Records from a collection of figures
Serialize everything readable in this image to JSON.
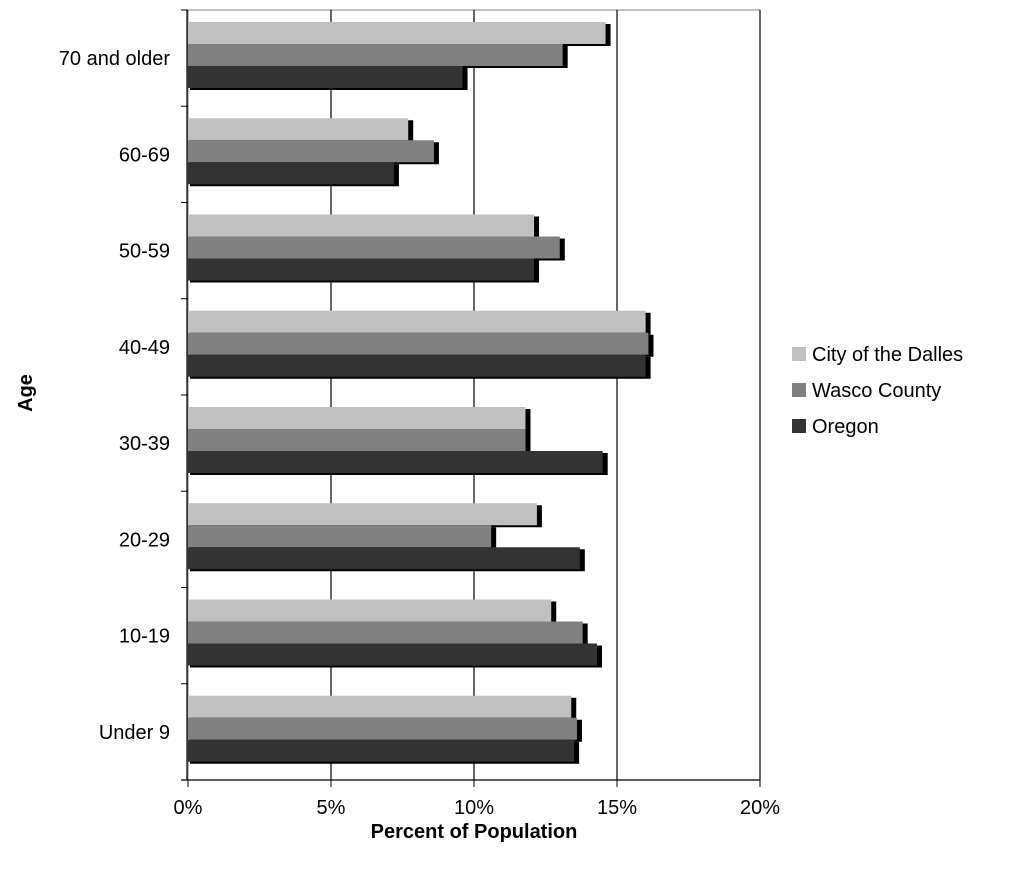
{
  "chart_data": {
    "type": "bar",
    "orientation": "horizontal",
    "categories": [
      "70 and older",
      "60-69",
      "50-59",
      "40-49",
      "30-39",
      "20-29",
      "10-19",
      "Under 9"
    ],
    "series": [
      {
        "name": "City of the Dalles",
        "color": "#c0c0c0",
        "values": [
          14.6,
          7.7,
          12.1,
          16.0,
          11.8,
          12.2,
          12.7,
          13.4
        ]
      },
      {
        "name": "Wasco County",
        "color": "#808080",
        "values": [
          13.1,
          8.6,
          13.0,
          16.1,
          11.8,
          10.6,
          13.8,
          13.6
        ]
      },
      {
        "name": "Oregon",
        "color": "#333333",
        "values": [
          9.6,
          7.2,
          12.1,
          16.0,
          14.5,
          13.7,
          14.3,
          13.5
        ]
      }
    ],
    "xlabel": "Percent of Population",
    "ylabel": "Age",
    "xlim": [
      0,
      20
    ],
    "xticks": [
      "0%",
      "5%",
      "10%",
      "15%",
      "20%"
    ],
    "grid": "vertical",
    "legend": "right"
  }
}
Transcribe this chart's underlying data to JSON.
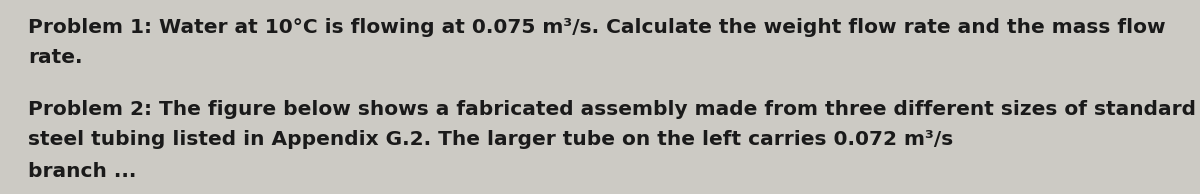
{
  "background_color": "#cccac4",
  "line1": "Problem 1: Water at 10°C is flowing at 0.075 m³/s. Calculate the weight flow rate and the mass flow",
  "line2": "rate.",
  "line3": "Problem 2: The figure below shows a fabricated assembly made from three different sizes of standard",
  "line4": "steel tubing listed in Appendix G.2. The larger tube on the left carries 0.072 m³/s",
  "line5": "branch ...",
  "text_color": "#1a1a1a",
  "font_size": 14.5,
  "fig_width": 12.0,
  "fig_height": 1.94,
  "dpi": 100
}
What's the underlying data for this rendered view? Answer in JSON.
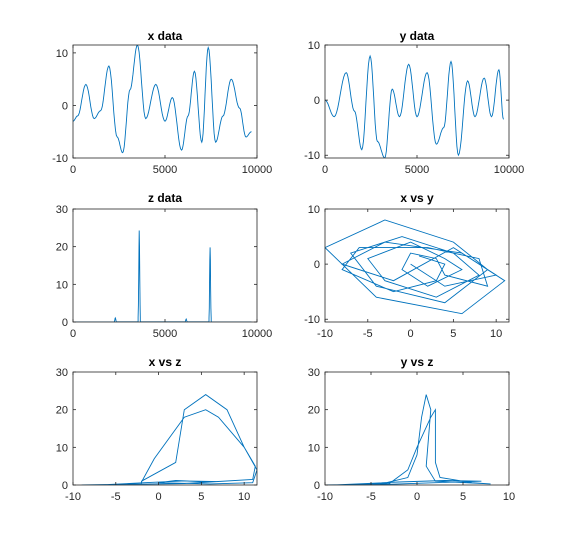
{
  "figure": {
    "background": "#ffffff",
    "line_color": "#0072bd"
  },
  "chart_data": [
    {
      "type": "line",
      "title": "x data",
      "xlabel": "",
      "ylabel": "",
      "xlim": [
        0,
        10000
      ],
      "ylim": [
        -10,
        11.5
      ],
      "xticks": [
        0,
        5000,
        10000
      ],
      "yticks": [
        -10,
        0,
        10
      ],
      "grid": false,
      "legend": "none",
      "series": [
        {
          "kind": "osc",
          "x_end": 9700,
          "tail": -5,
          "extrema": [
            [
              0,
              -3
            ],
            [
              250,
              -2
            ],
            [
              700,
              4
            ],
            [
              1150,
              -2.5
            ],
            [
              1500,
              -1
            ],
            [
              1950,
              7.5
            ],
            [
              2400,
              -6
            ],
            [
              2700,
              -9
            ],
            [
              3100,
              3
            ],
            [
              3500,
              11.5
            ],
            [
              3950,
              -2.5
            ],
            [
              4500,
              4
            ],
            [
              5000,
              -3
            ],
            [
              5400,
              1.5
            ],
            [
              5900,
              -8.5
            ],
            [
              6250,
              -2
            ],
            [
              6600,
              6.5
            ],
            [
              7000,
              -7
            ],
            [
              7350,
              11
            ],
            [
              7750,
              -7
            ],
            [
              8150,
              -2
            ],
            [
              8600,
              5
            ],
            [
              9050,
              -0.5
            ],
            [
              9400,
              -6
            ]
          ]
        }
      ]
    },
    {
      "type": "line",
      "title": "y data",
      "xlabel": "",
      "ylabel": "",
      "xlim": [
        0,
        10000
      ],
      "ylim": [
        -10.5,
        10
      ],
      "xticks": [
        0,
        5000,
        10000
      ],
      "yticks": [
        -10,
        0,
        10
      ],
      "grid": false,
      "legend": "none",
      "series": [
        {
          "kind": "osc",
          "x_end": 9700,
          "tail": -3.5,
          "extrema": [
            [
              0,
              0
            ],
            [
              500,
              -3
            ],
            [
              1150,
              5
            ],
            [
              1600,
              -2
            ],
            [
              2000,
              -9
            ],
            [
              2450,
              8
            ],
            [
              2850,
              -7.5
            ],
            [
              3250,
              -10.5
            ],
            [
              3650,
              2
            ],
            [
              4050,
              -3
            ],
            [
              4550,
              6.5
            ],
            [
              5000,
              -3
            ],
            [
              5550,
              5
            ],
            [
              6050,
              -8
            ],
            [
              6450,
              -5
            ],
            [
              6850,
              7
            ],
            [
              7250,
              -10
            ],
            [
              7750,
              3.5
            ],
            [
              8150,
              -3
            ],
            [
              8650,
              4
            ],
            [
              9050,
              -3
            ],
            [
              9450,
              5.5
            ]
          ]
        }
      ]
    },
    {
      "type": "line",
      "title": "z data",
      "xlabel": "",
      "ylabel": "",
      "xlim": [
        0,
        10000
      ],
      "ylim": [
        0,
        30
      ],
      "xticks": [
        0,
        5000,
        10000
      ],
      "yticks": [
        0,
        10,
        20,
        30
      ],
      "grid": false,
      "legend": "none",
      "series": [
        {
          "kind": "spikes",
          "x_end": 9700,
          "peaks": [
            [
              2300,
              1.1
            ],
            [
              3600,
              24.3
            ],
            [
              6150,
              0.8
            ],
            [
              7450,
              19.8
            ]
          ]
        }
      ]
    },
    {
      "type": "line",
      "title": "x vs y",
      "xlabel": "",
      "ylabel": "",
      "xlim": [
        -10,
        11.5
      ],
      "ylim": [
        -10.5,
        10
      ],
      "xticks": [
        -10,
        -5,
        0,
        5,
        10
      ],
      "yticks": [
        -10,
        0,
        10
      ],
      "grid": false,
      "legend": "none",
      "series": [
        {
          "kind": "xy",
          "points": [
            [
              0,
              0
            ],
            [
              4,
              -4
            ],
            [
              10,
              -2
            ],
            [
              5,
              3
            ],
            [
              -2,
              -3
            ],
            [
              -8,
              0
            ],
            [
              -3,
              4
            ],
            [
              6,
              2
            ],
            [
              11,
              -3
            ],
            [
              6,
              -9
            ],
            [
              -4,
              -6
            ],
            [
              -10,
              3
            ],
            [
              -3,
              8
            ],
            [
              5,
              4
            ],
            [
              9,
              -1
            ],
            [
              4,
              -7
            ],
            [
              -4,
              -4
            ],
            [
              -7,
              2
            ],
            [
              -1,
              5
            ],
            [
              5,
              2
            ],
            [
              8,
              -2
            ],
            [
              3,
              -6
            ],
            [
              -3,
              -3
            ],
            [
              -5,
              1
            ],
            [
              0,
              4
            ],
            [
              4,
              1
            ],
            [
              6,
              -1
            ],
            [
              2,
              -4
            ],
            [
              -1,
              -1
            ],
            [
              0,
              2
            ],
            [
              3,
              1
            ],
            [
              4,
              -2
            ],
            [
              9,
              -4
            ],
            [
              8,
              1
            ],
            [
              2,
              3
            ],
            [
              -6,
              3
            ],
            [
              -8,
              -1
            ],
            [
              -2,
              -5
            ],
            [
              3,
              -3
            ],
            [
              4,
              0
            ],
            [
              1,
              1.5
            ]
          ]
        }
      ]
    },
    {
      "type": "line",
      "title": "x vs z",
      "xlabel": "",
      "ylabel": "",
      "xlim": [
        -10,
        11.5
      ],
      "ylim": [
        0,
        30
      ],
      "xticks": [
        -10,
        -5,
        0,
        5,
        10
      ],
      "yticks": [
        0,
        10,
        20,
        30
      ],
      "grid": false,
      "legend": "none",
      "series": [
        {
          "kind": "xy",
          "points": [
            [
              -9,
              0
            ],
            [
              -2,
              0.3
            ],
            [
              -2,
              1
            ],
            [
              2,
              6
            ],
            [
              3,
              20
            ],
            [
              5.5,
              24
            ],
            [
              8,
              20
            ],
            [
              10,
              10
            ],
            [
              11.5,
              4
            ],
            [
              11,
              0.6
            ],
            [
              6,
              0.3
            ],
            [
              0,
              0.6
            ],
            [
              2,
              1.2
            ],
            [
              6,
              0.8
            ],
            [
              11,
              1.5
            ],
            [
              11.3,
              5
            ],
            [
              10,
              10
            ],
            [
              7,
              18
            ],
            [
              5.5,
              20
            ],
            [
              3,
              18
            ],
            [
              -0.5,
              7
            ],
            [
              -2,
              0.8
            ],
            [
              -2,
              0.2
            ],
            [
              -9,
              0
            ],
            [
              3,
              0.4
            ],
            [
              7,
              0.9
            ],
            [
              3,
              1.1
            ],
            [
              -1,
              0.7
            ],
            [
              -6,
              0.1
            ]
          ]
        }
      ]
    },
    {
      "type": "line",
      "title": "y vs z",
      "xlabel": "",
      "ylabel": "",
      "xlim": [
        -10,
        10
      ],
      "ylim": [
        0,
        30
      ],
      "xticks": [
        -10,
        -5,
        0,
        5,
        10
      ],
      "yticks": [
        0,
        10,
        20,
        30
      ],
      "grid": false,
      "legend": "none",
      "series": [
        {
          "kind": "xy",
          "points": [
            [
              -10,
              0
            ],
            [
              -4,
              0.2
            ],
            [
              -1,
              2
            ],
            [
              0,
              8
            ],
            [
              0.5,
              18
            ],
            [
              1,
              24
            ],
            [
              1.5,
              20
            ],
            [
              1,
              5
            ],
            [
              2,
              1
            ],
            [
              8,
              0.3
            ],
            [
              6,
              0.6
            ],
            [
              2.5,
              2
            ],
            [
              2,
              6
            ],
            [
              2,
              20
            ],
            [
              1.5,
              18
            ],
            [
              0,
              10
            ],
            [
              -1,
              4
            ],
            [
              -3,
              0.4
            ],
            [
              -9,
              0
            ],
            [
              -2,
              0.8
            ],
            [
              3,
              1.2
            ],
            [
              7,
              1
            ],
            [
              2,
              0.6
            ],
            [
              -4,
              0.1
            ]
          ]
        }
      ]
    }
  ]
}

* **STATED PROBLEM**: Locate the word "title" in the records and collect each line it appears in.

* **PROBLEM SOLUTION**:
      "title": "x data",
      "title": "y data",
      "title": "z data",
      "title": "x vs y",
      "title": "x vs z",
      "title": "y vs z",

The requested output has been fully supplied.